> AIM OF THE TASK
Give the records back in full, exactly as they read.

> EXTRACTED MATERIAL
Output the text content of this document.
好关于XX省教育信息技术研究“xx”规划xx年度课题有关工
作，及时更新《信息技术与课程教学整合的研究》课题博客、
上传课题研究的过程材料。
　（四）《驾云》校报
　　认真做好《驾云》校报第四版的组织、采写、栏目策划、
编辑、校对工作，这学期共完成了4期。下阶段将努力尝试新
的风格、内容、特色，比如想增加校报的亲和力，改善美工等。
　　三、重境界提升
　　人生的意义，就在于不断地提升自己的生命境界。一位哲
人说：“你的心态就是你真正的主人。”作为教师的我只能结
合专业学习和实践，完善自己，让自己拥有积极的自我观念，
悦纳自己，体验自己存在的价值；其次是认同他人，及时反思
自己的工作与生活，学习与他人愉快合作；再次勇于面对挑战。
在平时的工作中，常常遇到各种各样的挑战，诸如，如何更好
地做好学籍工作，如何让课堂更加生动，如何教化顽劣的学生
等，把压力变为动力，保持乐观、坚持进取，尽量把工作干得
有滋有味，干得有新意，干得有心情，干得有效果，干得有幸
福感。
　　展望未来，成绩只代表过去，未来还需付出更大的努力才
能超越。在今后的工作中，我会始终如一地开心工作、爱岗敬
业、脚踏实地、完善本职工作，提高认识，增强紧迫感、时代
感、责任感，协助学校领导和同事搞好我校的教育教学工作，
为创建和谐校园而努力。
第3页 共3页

> THE RESPONSE
Output the text content of this document.
好关于XX省教育信息技术研究“xx”规划xx年度课题有关工
作，及时更新《信息技术与课程教学整合的研究》课题博客、
上传课题研究的过程材料。
　（四）《驾云》校报
　　认真做好《驾云》校报第四版的组织、采写、栏目策划、
编辑、校对工作，这学期共完成了4期。下阶段将努力尝试新
的风格、内容、特色，比如想增加校报的亲和力，改善美工等。
　　三、重境界提升
　　人生的意义，就在于不断地提升自己的生命境界。一位哲
人说：“你的心态就是你真正的主人。”作为教师的我只能结
合专业学习和实践，完善自己，让自己拥有积极的自我观念，
悦纳自己，体验自己存在的价值；其次是认同他人，及时反思
自己的工作与生活，学习与他人愉快合作；再次勇于面对挑战。
在平时的工作中，常常遇到各种各样的挑战，诸如，如何更好
地做好学籍工作，如何让课堂更加生动，如何教化顽劣的学生
等，把压力变为动力，保持乐观、坚持进取，尽量把工作干得
有滋有味，干得有新意，干得有心情，干得有效果，干得有幸
福感。
　　展望未来，成绩只代表过去，未来还需付出更大的努力才
能超越。在今后的工作中，我会始终如一地开心工作、爱岗敬
业、脚踏实地、完善本职工作，提高认识，增强紧迫感、时代
感、责任感，协助学校领导和同事搞好我校的教育教学工作，
为创建和谐校园而努力。
第3页 共3页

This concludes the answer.